Instructions for the task:
The records below must be transcribed exactly. Do not include the pictures.

--

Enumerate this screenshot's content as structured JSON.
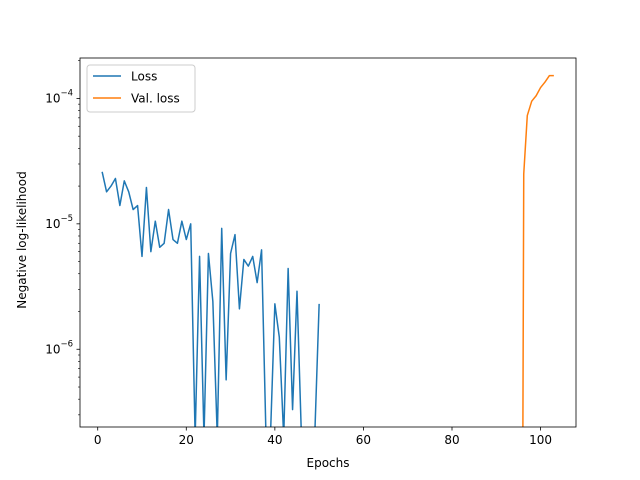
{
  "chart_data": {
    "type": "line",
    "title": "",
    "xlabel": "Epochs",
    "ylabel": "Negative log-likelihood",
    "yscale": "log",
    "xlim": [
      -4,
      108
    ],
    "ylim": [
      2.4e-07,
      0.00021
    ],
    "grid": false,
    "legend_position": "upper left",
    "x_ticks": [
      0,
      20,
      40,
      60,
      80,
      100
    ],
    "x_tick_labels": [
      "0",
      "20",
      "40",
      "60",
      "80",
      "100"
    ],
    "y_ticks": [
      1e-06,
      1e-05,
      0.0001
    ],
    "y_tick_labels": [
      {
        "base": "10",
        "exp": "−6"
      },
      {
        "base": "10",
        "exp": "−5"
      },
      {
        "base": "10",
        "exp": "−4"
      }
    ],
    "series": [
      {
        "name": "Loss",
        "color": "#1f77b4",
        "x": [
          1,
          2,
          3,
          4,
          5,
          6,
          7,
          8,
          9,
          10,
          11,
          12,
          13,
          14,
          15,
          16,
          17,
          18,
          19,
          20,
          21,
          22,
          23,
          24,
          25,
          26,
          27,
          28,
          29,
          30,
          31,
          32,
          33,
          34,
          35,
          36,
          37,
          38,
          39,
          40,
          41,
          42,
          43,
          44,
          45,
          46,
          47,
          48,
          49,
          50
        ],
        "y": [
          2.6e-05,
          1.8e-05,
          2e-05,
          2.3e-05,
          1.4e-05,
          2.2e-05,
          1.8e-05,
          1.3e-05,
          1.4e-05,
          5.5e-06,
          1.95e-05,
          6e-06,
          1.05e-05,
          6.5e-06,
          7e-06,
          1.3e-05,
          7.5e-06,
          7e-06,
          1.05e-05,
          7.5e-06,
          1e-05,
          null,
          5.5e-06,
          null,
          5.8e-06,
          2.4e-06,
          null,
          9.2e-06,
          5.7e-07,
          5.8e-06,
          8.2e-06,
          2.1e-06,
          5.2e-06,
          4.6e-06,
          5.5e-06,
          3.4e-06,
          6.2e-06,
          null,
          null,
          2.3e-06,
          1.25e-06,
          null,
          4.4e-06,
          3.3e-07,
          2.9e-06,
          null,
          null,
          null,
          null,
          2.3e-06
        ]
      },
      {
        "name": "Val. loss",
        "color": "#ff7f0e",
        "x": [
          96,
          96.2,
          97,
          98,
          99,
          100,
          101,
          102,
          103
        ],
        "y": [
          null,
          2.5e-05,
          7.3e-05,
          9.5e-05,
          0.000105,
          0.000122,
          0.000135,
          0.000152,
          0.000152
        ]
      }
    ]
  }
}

--

Answer:
Enumerate this screenshot's content as structured JSON.
{
  "chart_data": {
    "type": "line",
    "title": "",
    "xlabel": "Epochs",
    "ylabel": "Negative log-likelihood",
    "yscale": "log",
    "xlim": [
      -4,
      108
    ],
    "ylim": [
      2.4e-07,
      0.00021
    ],
    "grid": false,
    "legend_position": "upper left",
    "x_ticks": [
      0,
      20,
      40,
      60,
      80,
      100
    ],
    "x_tick_labels": [
      "0",
      "20",
      "40",
      "60",
      "80",
      "100"
    ],
    "y_ticks": [
      1e-06,
      1e-05,
      0.0001
    ],
    "y_tick_labels": [
      {
        "base": "10",
        "exp": "−6"
      },
      {
        "base": "10",
        "exp": "−5"
      },
      {
        "base": "10",
        "exp": "−4"
      }
    ],
    "series": [
      {
        "name": "Loss",
        "color": "#1f77b4",
        "x": [
          1,
          2,
          3,
          4,
          5,
          6,
          7,
          8,
          9,
          10,
          11,
          12,
          13,
          14,
          15,
          16,
          17,
          18,
          19,
          20,
          21,
          22,
          23,
          24,
          25,
          26,
          27,
          28,
          29,
          30,
          31,
          32,
          33,
          34,
          35,
          36,
          37,
          38,
          39,
          40,
          41,
          42,
          43,
          44,
          45,
          46,
          47,
          48,
          49,
          50
        ],
        "y": [
          2.6e-05,
          1.8e-05,
          2e-05,
          2.3e-05,
          1.4e-05,
          2.2e-05,
          1.8e-05,
          1.3e-05,
          1.4e-05,
          5.5e-06,
          1.95e-05,
          6e-06,
          1.05e-05,
          6.5e-06,
          7e-06,
          1.3e-05,
          7.5e-06,
          7e-06,
          1.05e-05,
          7.5e-06,
          1e-05,
          null,
          5.5e-06,
          null,
          5.8e-06,
          2.4e-06,
          null,
          9.2e-06,
          5.7e-07,
          5.8e-06,
          8.2e-06,
          2.1e-06,
          5.2e-06,
          4.6e-06,
          5.5e-06,
          3.4e-06,
          6.2e-06,
          null,
          null,
          2.3e-06,
          1.25e-06,
          null,
          4.4e-06,
          3.3e-07,
          2.9e-06,
          null,
          null,
          null,
          null,
          2.3e-06
        ]
      },
      {
        "name": "Val. loss",
        "color": "#ff7f0e",
        "x": [
          96,
          96.2,
          97,
          98,
          99,
          100,
          101,
          102,
          103
        ],
        "y": [
          null,
          2.5e-05,
          7.3e-05,
          9.5e-05,
          0.000105,
          0.000122,
          0.000135,
          0.000152,
          0.000152
        ]
      }
    ]
  }
}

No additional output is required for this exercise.